**THE RECORDS**
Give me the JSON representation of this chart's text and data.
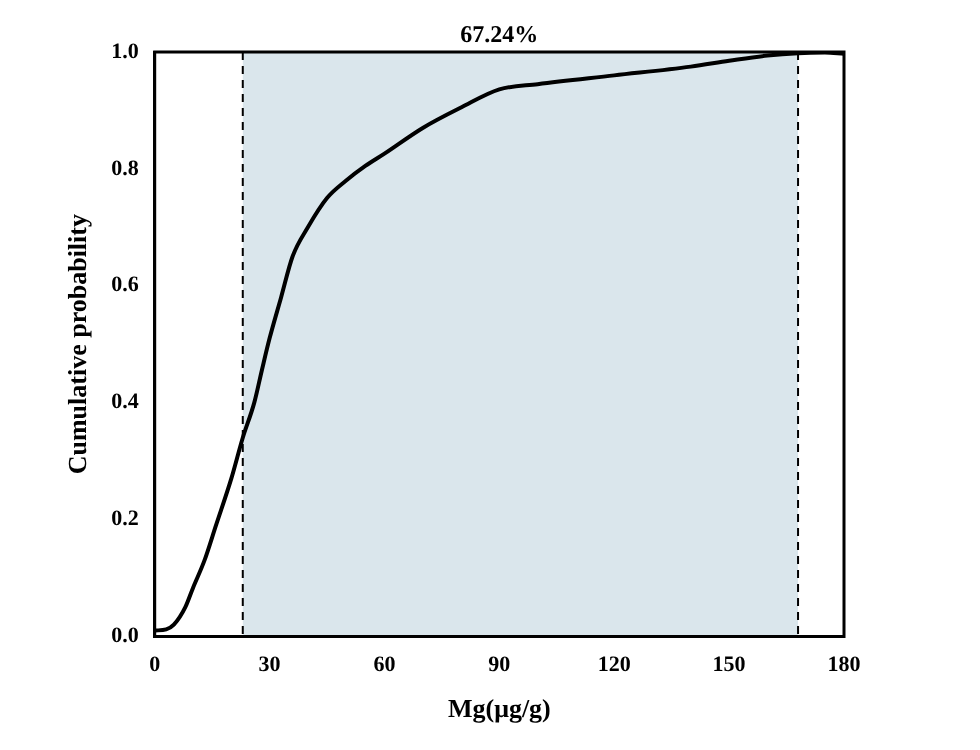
{
  "chart_data": {
    "type": "line",
    "xlabel": "Mg(μg/g)",
    "ylabel": "Cumulative probability",
    "x": [
      0,
      3,
      5,
      8,
      10,
      13,
      16,
      20,
      23,
      26,
      28,
      30,
      33,
      36,
      40,
      45,
      50,
      55,
      60,
      70,
      80,
      90,
      100,
      120,
      140,
      150,
      160,
      168,
      175,
      180
    ],
    "series": [
      {
        "color": "#000000",
        "values": [
          0.01,
          0.012,
          0.02,
          0.05,
          0.083,
          0.13,
          0.19,
          0.27,
          0.34,
          0.4,
          0.456,
          0.51,
          0.58,
          0.65,
          0.7,
          0.75,
          0.78,
          0.805,
          0.826,
          0.87,
          0.905,
          0.936,
          0.945,
          0.96,
          0.975,
          0.985,
          0.994,
          0.998,
          0.999,
          0.997
        ]
      }
    ],
    "xlim": [
      0,
      180
    ],
    "xticks": [
      0,
      30,
      60,
      90,
      120,
      150,
      180
    ],
    "ylim": [
      0,
      1
    ],
    "yticks": [
      {
        "value": 0,
        "label": "0.0"
      },
      0.2,
      0.4,
      0.6,
      0.8,
      {
        "value": 1,
        "label": "1.0"
      }
    ],
    "bands": [
      {
        "axis": "x",
        "from": 23,
        "to": 168,
        "color": "#dae6ec"
      }
    ],
    "ref_lines": [
      {
        "axis": "x",
        "value": 23,
        "color": "#000000",
        "line_style": "dashed"
      },
      {
        "axis": "x",
        "value": 168,
        "color": "#000000",
        "line_style": "dashed"
      }
    ],
    "annotations": [
      "67.24%"
    ],
    "grid": false,
    "legend": false,
    "marker": "none",
    "line_style": "solid"
  }
}
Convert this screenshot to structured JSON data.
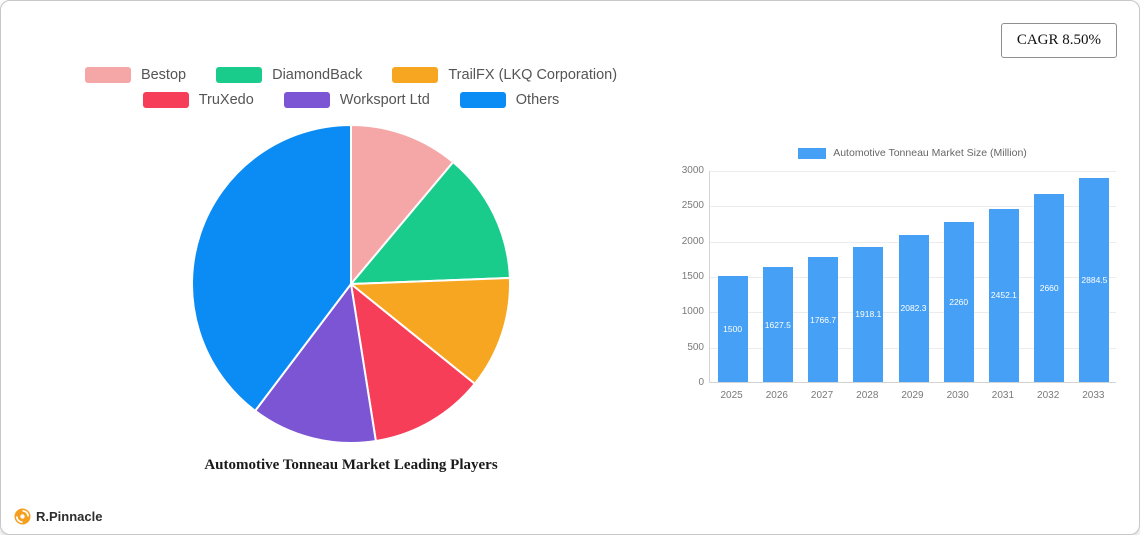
{
  "cagr": {
    "label": "CAGR 8.50%"
  },
  "brand": {
    "name": "R.Pinnacle"
  },
  "chart_data": [
    {
      "type": "pie",
      "title": "Automotive Tonneau Market Leading Players",
      "labels": [
        "Bestop",
        "DiamondBack",
        "TrailFX (LKQ Corporation)",
        "TruXedo",
        "Worksport Ltd",
        "Others"
      ],
      "values": [
        11.1,
        13.3,
        11.4,
        11.7,
        12.8,
        39.7
      ],
      "colors": [
        "#f5a6a7",
        "#19cc8c",
        "#f7a622",
        "#f63e59",
        "#7c55d4",
        "#0b8cf4"
      ],
      "legend_rows": [
        [
          0,
          1,
          2
        ],
        [
          3,
          4,
          5
        ]
      ],
      "start_angle_deg": -90,
      "direction": "clockwise",
      "legend_position": "top"
    },
    {
      "type": "bar",
      "legend_label": "Automotive Tonneau Market Size (Million)",
      "categories": [
        "2025",
        "2026",
        "2027",
        "2028",
        "2029",
        "2030",
        "2031",
        "2032",
        "2033"
      ],
      "values": [
        1500,
        1627.5,
        1766.7,
        1918.1,
        2082.3,
        2260,
        2452.1,
        2660,
        2884.5
      ],
      "value_labels": [
        "1500",
        "1627.5",
        "1766.7",
        "1918.1",
        "2082.3",
        "2260",
        "2452.1",
        "2660",
        "2884.5"
      ],
      "xlabel": "",
      "ylabel": "",
      "ylim": [
        0,
        3000
      ],
      "yticks": [
        0,
        500,
        1000,
        1500,
        2000,
        2500,
        3000
      ],
      "bar_color": "#46a0f5",
      "grid": true,
      "legend_position": "top"
    }
  ]
}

**WHAT TO WORK ON**
Return a copy of every line that includes the word "this".

**TASK OUTPUT**
Give me the JSON representation of this chart's text and data.
Convert this screenshot to structured JSON data.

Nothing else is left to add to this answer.